Direction:
Write out the listing below without alteration, omitting its pictures.

Exercise input:
## Start

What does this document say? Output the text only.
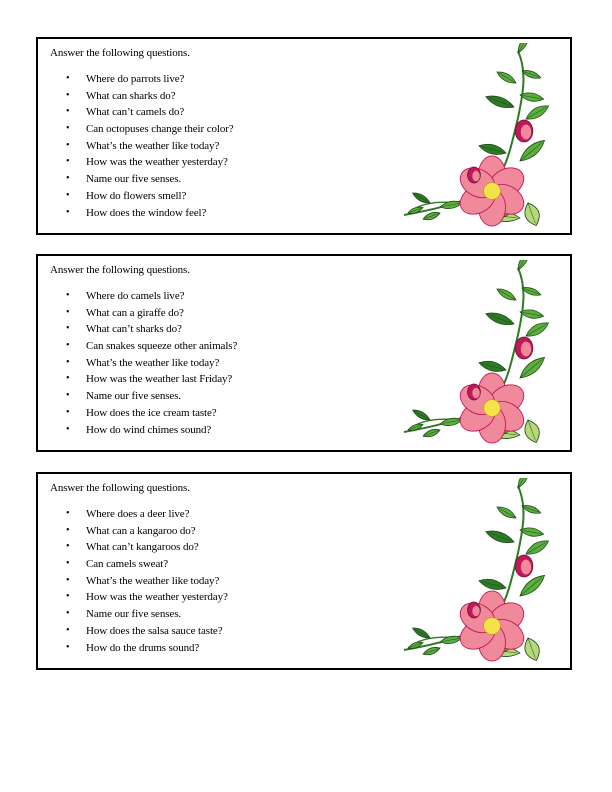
Answer the following questions.
• Where do parrots live?
• What can sharks do?
• What can’t camels do?
• Can octopuses change their color?
• What’s the weather like today?
• How was the weather yesterday?
• Name our five senses.
• How do flowers smell?
• How does the window feel?
Answer the following questions.
• Where do camels live?
• What can a giraffe do?
• What can’t sharks do?
• Can snakes squeeze other animals?
• What’s the weather like today?
• How was the weather last Friday?
• Name our five senses.
• How does the ice cream taste?
• How do wind chimes sound?
Answer the following questions.
• Where does a deer live?
• What can a kangaroo do?
• What can’t kangaroos do?
• Can camels sweat?
• What’s the weather like today?
• How was the weather yesterday?
• Name our five senses.
• How does the salsa sauce taste?
• How do the drums sound?
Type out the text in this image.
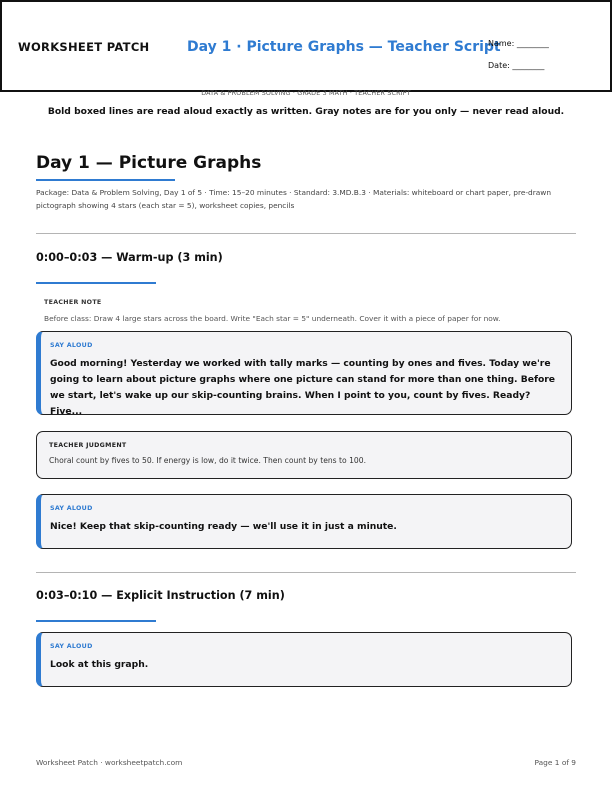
WORKSHEET PATCH	Day 1 · Picture Graphs — Teacher Script
Name: ________
Date: ________
DATA & PROBLEM SOLVING · GRADE 3 MATH · TEACHER SCRIPT
Bold boxed lines are read aloud exactly as written. Gray notes are for you only — never read aloud.
Day 1 — Picture Graphs
Package: Data & Problem Solving, Day 1 of 5 · Time: 15–20 minutes · Standard: 3.MD.B.3 · Materials: whiteboard or chart paper, pre-drawn pictograph showing 4 stars (each star = 5), worksheet copies, pencils
0:00–0:03 — Warm-up (3 min)
TEACHER NOTE
Before class: Draw 4 large stars across the board. Write "Each star = 5" underneath. Cover it with a piece of paper for now.
SAY ALOUD
Good morning! Yesterday we worked with tally marks — counting by ones and fives. Today we're going to learn about picture graphs where one picture can stand for more than one thing. Before we start, let's wake up our skip-counting brains. When I point to you, count by fives. Ready? Five...
TEACHER JUDGMENT
Choral count by fives to 50. If energy is low, do it twice. Then count by tens to 100.
SAY ALOUD
Nice! Keep that skip-counting ready — we'll use it in just a minute.
0:03–0:10 — Explicit Instruction (7 min)
SAY ALOUD
Look at this graph.
Worksheet Patch · worksheetpatch.com	Page 1 of 9
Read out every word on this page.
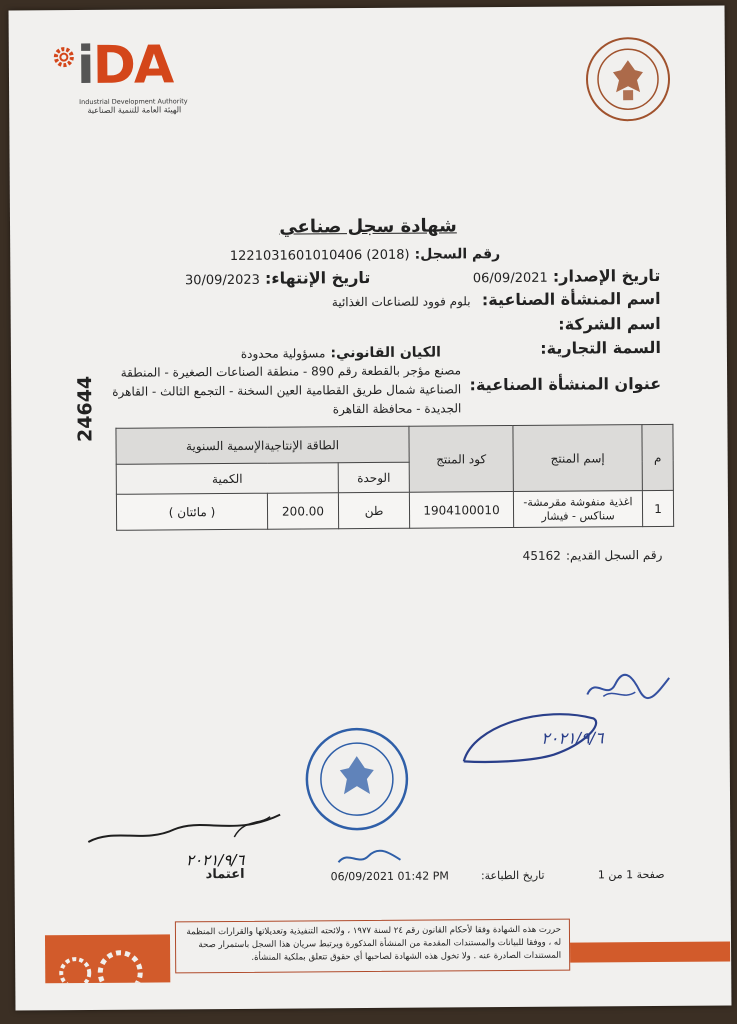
iDA
Industrial Development Authority
الهيئة العامة للتنمية الصناعية
شهادة سجل صناعي
رقم السجل: 1221031601010406 (2018)
تاريخ الإصدار: 06/09/2021
تاريخ الإنتهاء: 30/09/2023
اسم المنشأة الصناعية:
بلوم فوود للصناعات الغذائية
اسم الشركة:
السمة التجارية:
الكيان القانوني: مسؤولية محدودة
عنوان المنشأة الصناعية:
مصنع مؤجر بالقطعة رقم 890 - منطقة الصناعات الصغيرة - المنطقة
الصناعية شمال طريق القطامية العين السخنة - التجمع الثالث - القاهرة
الجديدة - محافظة القاهرة
24644
م	إسم المنتج	كود المنتج	الطاقة الإنتاجيةالإسمية السنوية		
			الوحدة	الكمية	
1	اغذية منفوشة مقرمشة- سناكس - فيشار	1904100010	طن	200.00	( مائتان )
رقم السجل القديم: 45162
٢٠٢١/٩/٦
٢٠٢١/٩/٦
اعتماد	صفحة 1 من 1
تاريخ الطباعة:
06/09/2021 01:42 PM
حررت هذه الشهادة وفقا لأحكام القانون رقم ٢٤ لسنة ١٩٧٧ ، ولائحته التنفيذية وتعديلاتها والقرارات المنظمة له ، ووفقا للبيانات والمستندات المقدمة من المنشأة المذكورة ويرتبط سريان هذا السجل باستمرار صحة المستندات الصادرة عنه . ولا تخول هذه الشهادة لصاحبها أي حقوق تتعلق بملكية المنشأة.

## End

Response to the exercise:
What does this document say? Output the text only.
Answer the following questions.
• Where do parrots live?
• What can sharks do?
• What can’t camels do?
• Can octopuses change their color?
• What’s the weather like today?
• How was the weather yesterday?
• Name our five senses.
• How do flowers smell?
• How does the window feel?
Answer the following questions.
• Where do camels live?
• What can a giraffe do?
• What can’t sharks do?
• Can snakes squeeze other animals?
• What’s the weather like today?
• How was the weather last Friday?
• Name our five senses.
• How does the ice cream taste?
• How do wind chimes sound?
Answer the following questions.
• Where does a deer live?
• What can a kangaroo do?
• What can’t kangaroos do?
• Can camels sweat?
• What’s the weather like today?
• How was the weather yesterday?
• Name our five senses.
• How does the salsa sauce taste?
• How do the drums sound?
Type out the text in this image.
WORKSHEET PATCH	Day 1 · Picture Graphs — Teacher Script
Name: ________
Date: ________
DATA & PROBLEM SOLVING · GRADE 3 MATH · TEACHER SCRIPT
Bold boxed lines are read aloud exactly as written. Gray notes are for you only — never read aloud.
Day 1 — Picture Graphs
Package: Data & Problem Solving, Day 1 of 5 · Time: 15–20 minutes · Standard: 3.MD.B.3 · Materials: whiteboard or chart paper, pre-drawn pictograph showing 4 stars (each star = 5), worksheet copies, pencils
0:00–0:03 — Warm-up (3 min)
TEACHER NOTE
Before class: Draw 4 large stars across the board. Write "Each star = 5" underneath. Cover it with a piece of paper for now.
SAY ALOUD
Good morning! Yesterday we worked with tally marks — counting by ones and fives. Today we're going to learn about picture graphs where one picture can stand for more than one thing. Before we start, let's wake up our skip-counting brains. When I point to you, count by fives. Ready? Five...
TEACHER JUDGMENT
Choral count by fives to 50. If energy is low, do it twice. Then count by tens to 100.
SAY ALOUD
Nice! Keep that skip-counting ready — we'll use it in just a minute.
0:03–0:10 — Explicit Instruction (7 min)
SAY ALOUD
Look at this graph.
Worksheet Patch · worksheetpatch.com	Page 1 of 9
Read out every word on this page.
iDA
Industrial Development Authority
الهيئة العامة للتنمية الصناعية
شهادة سجل صناعي
رقم السجل: 1221031601010406 (2018)
تاريخ الإصدار: 06/09/2021
تاريخ الإنتهاء: 30/09/2023
اسم المنشأة الصناعية:
بلوم فوود للصناعات الغذائية
اسم الشركة:
السمة التجارية:
الكيان القانوني: مسؤولية محدودة
عنوان المنشأة الصناعية:
مصنع مؤجر بالقطعة رقم 890 - منطقة الصناعات الصغيرة - المنطقة
الصناعية شمال طريق القطامية العين السخنة - التجمع الثالث - القاهرة
الجديدة - محافظة القاهرة
24644
م	إسم المنتج	كود المنتج	الطاقة الإنتاجيةالإسمية السنوية		
			الوحدة	الكمية	
1	اغذية منفوشة مقرمشة- سناكس - فيشار	1904100010	طن	200.00	( مائتان )
رقم السجل القديم: 45162
٢٠٢١/٩/٦
٢٠٢١/٩/٦
اعتماد	صفحة 1 من 1
تاريخ الطباعة:
06/09/2021 01:42 PM
حررت هذه الشهادة وفقا لأحكام القانون رقم ٢٤ لسنة ١٩٧٧ ، ولائحته التنفيذية وتعديلاتها والقرارات المنظمة له ، ووفقا للبيانات والمستندات المقدمة من المنشأة المذكورة ويرتبط سريان هذا السجل باستمرار صحة المستندات الصادرة عنه . ولا تخول هذه الشهادة لصاحبها أي حقوق تتعلق بملكية المنشأة.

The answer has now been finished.